• Entries shown:
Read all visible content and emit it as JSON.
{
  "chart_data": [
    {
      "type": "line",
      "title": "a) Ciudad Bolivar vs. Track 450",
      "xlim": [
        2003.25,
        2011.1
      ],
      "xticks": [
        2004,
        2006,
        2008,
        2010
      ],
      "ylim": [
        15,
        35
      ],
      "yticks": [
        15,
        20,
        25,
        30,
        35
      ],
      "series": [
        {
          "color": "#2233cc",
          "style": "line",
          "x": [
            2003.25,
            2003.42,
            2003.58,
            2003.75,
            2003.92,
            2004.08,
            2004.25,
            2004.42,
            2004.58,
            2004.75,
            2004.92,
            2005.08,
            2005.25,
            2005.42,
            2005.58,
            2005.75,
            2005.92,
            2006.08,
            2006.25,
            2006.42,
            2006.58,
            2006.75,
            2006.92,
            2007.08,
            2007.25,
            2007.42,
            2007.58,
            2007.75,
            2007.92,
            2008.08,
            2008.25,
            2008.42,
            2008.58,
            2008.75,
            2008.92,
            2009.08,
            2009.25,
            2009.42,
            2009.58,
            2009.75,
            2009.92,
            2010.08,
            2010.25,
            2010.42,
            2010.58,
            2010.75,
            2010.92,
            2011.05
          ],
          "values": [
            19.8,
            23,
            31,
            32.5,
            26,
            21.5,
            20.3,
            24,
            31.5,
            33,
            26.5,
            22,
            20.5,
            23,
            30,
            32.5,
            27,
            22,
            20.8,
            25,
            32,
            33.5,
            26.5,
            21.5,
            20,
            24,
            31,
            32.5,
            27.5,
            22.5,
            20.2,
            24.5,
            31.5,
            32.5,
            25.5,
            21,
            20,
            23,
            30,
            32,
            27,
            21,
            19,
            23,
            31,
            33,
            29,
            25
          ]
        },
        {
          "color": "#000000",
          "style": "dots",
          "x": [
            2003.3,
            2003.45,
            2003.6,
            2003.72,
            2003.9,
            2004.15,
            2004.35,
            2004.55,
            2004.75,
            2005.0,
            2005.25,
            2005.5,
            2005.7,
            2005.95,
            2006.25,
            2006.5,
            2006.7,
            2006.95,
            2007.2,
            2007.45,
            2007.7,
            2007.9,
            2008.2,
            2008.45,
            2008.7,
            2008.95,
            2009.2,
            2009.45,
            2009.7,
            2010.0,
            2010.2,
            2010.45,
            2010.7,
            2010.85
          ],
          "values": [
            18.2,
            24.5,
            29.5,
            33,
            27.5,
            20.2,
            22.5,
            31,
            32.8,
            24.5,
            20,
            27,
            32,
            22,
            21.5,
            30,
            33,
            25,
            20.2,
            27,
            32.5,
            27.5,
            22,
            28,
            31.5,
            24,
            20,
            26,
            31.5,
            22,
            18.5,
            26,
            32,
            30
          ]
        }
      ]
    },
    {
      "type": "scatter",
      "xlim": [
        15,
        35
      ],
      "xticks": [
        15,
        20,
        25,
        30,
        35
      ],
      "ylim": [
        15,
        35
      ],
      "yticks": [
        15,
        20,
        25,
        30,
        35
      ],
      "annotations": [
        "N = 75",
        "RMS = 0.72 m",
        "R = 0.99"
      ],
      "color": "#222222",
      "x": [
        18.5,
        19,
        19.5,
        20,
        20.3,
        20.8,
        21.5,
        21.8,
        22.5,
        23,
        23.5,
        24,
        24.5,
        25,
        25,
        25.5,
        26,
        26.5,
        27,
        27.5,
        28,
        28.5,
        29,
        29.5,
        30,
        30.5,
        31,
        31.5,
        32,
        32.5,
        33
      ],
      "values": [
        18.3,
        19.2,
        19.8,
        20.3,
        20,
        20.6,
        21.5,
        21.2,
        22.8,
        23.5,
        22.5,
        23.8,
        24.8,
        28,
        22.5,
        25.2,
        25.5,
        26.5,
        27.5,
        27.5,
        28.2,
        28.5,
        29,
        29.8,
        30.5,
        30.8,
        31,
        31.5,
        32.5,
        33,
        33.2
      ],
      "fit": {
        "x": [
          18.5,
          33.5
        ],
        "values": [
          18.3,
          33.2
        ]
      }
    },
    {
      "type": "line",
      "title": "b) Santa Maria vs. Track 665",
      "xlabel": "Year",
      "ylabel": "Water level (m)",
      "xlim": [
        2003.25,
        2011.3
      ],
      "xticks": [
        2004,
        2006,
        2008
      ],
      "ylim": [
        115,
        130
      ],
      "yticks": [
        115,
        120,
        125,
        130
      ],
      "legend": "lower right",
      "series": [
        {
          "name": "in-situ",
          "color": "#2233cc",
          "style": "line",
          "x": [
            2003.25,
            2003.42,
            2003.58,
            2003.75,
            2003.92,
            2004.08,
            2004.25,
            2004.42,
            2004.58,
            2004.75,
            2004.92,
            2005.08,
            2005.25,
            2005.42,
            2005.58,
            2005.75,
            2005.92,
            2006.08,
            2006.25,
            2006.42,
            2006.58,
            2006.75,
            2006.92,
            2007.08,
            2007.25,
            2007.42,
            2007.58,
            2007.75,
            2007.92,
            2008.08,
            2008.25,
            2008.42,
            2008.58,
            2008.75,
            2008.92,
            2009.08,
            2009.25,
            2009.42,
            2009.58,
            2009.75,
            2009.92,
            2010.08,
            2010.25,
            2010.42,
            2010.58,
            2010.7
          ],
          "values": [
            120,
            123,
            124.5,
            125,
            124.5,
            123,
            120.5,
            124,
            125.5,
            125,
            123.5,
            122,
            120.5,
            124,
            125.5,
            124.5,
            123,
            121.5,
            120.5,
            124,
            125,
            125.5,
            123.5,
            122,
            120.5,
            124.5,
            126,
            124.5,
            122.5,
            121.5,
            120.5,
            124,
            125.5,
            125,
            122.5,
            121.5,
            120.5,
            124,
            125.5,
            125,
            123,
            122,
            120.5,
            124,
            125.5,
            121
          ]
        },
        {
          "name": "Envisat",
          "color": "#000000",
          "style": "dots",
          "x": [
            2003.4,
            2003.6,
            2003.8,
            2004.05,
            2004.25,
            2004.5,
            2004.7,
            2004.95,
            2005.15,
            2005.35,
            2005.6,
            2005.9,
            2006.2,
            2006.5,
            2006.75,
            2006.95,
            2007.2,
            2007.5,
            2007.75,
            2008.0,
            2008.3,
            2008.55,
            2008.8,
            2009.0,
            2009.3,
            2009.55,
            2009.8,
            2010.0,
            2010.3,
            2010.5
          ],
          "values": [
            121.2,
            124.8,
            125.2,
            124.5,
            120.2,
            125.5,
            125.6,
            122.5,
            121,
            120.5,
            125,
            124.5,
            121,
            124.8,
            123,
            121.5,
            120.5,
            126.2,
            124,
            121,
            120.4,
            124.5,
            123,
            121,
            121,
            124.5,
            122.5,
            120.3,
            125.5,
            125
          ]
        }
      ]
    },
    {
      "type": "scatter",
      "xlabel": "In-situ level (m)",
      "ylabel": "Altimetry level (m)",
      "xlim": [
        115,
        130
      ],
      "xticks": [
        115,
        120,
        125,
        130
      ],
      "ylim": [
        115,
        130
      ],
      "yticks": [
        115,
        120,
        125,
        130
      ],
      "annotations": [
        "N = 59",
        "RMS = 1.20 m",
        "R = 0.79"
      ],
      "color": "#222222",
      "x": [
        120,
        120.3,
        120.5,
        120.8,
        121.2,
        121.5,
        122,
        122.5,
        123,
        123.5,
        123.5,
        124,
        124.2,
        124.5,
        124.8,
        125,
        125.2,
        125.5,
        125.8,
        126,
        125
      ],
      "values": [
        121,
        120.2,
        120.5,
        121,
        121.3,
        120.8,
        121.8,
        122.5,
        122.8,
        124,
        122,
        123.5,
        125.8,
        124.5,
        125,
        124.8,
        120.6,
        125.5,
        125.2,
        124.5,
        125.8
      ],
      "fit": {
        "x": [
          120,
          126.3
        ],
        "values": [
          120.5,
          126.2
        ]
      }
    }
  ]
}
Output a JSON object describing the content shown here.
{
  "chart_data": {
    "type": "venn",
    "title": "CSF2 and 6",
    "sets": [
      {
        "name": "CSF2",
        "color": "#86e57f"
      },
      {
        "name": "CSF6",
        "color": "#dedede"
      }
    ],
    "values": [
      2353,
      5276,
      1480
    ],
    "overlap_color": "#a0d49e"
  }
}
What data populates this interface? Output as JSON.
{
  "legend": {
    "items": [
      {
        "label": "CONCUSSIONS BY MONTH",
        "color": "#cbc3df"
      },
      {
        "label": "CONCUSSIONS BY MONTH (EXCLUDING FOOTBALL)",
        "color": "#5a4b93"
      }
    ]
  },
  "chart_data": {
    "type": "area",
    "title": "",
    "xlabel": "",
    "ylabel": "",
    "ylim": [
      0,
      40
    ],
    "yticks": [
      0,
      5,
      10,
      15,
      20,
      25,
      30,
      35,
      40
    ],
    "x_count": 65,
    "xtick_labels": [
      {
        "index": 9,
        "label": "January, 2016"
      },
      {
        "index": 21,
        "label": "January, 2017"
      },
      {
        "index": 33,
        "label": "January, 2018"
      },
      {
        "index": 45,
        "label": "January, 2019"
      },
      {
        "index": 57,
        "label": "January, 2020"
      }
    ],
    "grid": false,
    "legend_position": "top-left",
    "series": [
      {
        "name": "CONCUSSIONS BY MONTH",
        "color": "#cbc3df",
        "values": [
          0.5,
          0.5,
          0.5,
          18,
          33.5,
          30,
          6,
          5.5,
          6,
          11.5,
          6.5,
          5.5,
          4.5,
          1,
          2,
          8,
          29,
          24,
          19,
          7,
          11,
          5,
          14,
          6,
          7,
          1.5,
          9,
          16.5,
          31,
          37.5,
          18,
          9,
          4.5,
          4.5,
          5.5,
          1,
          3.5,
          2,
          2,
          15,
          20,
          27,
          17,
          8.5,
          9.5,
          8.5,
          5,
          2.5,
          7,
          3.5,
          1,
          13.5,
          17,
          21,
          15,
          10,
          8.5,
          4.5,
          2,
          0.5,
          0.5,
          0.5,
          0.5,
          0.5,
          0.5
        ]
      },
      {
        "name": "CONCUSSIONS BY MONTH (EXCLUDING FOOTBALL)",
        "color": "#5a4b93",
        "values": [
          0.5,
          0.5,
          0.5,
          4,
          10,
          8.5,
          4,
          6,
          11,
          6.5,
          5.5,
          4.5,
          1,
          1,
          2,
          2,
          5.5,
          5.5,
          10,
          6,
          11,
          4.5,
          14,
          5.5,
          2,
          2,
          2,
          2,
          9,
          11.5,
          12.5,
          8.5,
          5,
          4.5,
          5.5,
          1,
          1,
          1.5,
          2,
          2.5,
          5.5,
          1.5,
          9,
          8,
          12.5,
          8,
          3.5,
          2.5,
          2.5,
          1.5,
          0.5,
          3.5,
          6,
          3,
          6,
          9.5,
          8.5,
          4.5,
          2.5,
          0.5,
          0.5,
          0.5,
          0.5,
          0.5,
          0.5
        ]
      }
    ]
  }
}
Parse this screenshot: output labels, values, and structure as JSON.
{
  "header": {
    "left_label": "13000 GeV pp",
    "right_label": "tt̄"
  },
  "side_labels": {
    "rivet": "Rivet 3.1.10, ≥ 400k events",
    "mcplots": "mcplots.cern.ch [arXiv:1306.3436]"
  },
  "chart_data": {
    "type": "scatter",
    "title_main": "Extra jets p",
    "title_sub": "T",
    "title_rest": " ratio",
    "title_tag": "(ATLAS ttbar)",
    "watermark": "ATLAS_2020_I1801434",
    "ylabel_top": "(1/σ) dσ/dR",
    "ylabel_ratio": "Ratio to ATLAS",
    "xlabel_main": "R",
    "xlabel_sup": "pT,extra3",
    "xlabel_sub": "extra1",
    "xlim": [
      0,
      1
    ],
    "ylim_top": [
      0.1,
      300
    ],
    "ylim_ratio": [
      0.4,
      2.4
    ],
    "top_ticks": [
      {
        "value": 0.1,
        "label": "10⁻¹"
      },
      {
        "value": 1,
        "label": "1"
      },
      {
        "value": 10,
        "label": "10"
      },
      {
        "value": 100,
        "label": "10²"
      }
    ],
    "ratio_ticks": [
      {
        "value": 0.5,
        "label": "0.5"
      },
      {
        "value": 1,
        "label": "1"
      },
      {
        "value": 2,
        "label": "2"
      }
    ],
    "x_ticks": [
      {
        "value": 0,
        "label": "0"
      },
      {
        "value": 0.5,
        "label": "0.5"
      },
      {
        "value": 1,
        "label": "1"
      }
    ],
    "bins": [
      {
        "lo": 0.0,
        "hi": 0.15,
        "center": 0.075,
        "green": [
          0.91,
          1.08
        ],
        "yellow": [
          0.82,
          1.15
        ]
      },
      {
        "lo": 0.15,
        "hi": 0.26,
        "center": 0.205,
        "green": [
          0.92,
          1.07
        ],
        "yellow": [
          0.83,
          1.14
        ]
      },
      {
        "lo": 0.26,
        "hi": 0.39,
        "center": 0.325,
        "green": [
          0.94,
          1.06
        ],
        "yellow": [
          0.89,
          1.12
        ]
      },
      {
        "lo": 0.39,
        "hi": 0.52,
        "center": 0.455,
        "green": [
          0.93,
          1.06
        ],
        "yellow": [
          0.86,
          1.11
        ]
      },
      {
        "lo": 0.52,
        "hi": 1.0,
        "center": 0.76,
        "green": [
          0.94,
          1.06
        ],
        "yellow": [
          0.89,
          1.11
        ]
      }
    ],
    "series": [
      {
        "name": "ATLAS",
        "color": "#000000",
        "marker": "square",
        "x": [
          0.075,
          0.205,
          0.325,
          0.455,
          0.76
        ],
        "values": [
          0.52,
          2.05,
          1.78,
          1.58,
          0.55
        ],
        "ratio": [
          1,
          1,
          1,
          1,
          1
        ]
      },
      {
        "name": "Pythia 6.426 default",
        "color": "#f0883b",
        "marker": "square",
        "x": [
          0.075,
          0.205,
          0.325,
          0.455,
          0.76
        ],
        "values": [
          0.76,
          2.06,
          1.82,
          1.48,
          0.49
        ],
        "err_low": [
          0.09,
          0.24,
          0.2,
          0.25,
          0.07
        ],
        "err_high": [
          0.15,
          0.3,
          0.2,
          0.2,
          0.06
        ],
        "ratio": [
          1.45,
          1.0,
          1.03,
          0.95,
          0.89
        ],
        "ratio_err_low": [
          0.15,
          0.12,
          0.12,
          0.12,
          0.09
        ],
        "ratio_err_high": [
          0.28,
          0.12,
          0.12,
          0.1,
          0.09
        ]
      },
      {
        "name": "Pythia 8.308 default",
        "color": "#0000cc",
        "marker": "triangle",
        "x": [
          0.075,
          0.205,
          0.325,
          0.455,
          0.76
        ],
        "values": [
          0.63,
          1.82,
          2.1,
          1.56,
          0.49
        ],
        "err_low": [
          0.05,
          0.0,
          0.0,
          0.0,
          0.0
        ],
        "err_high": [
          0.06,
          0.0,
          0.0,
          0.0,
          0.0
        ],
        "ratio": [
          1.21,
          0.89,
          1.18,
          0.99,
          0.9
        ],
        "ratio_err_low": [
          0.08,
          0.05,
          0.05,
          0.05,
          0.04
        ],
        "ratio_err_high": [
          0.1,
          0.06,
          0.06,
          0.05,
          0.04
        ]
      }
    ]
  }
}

• The problem:
Reproduce each line of the material containing the word "type".

• Solution for this exercise:
      "type": "line",
      "type": "scatter",
      "type": "line",
      "type": "scatter",
    "type": "venn",
    "type": "area",
    "type": "scatter",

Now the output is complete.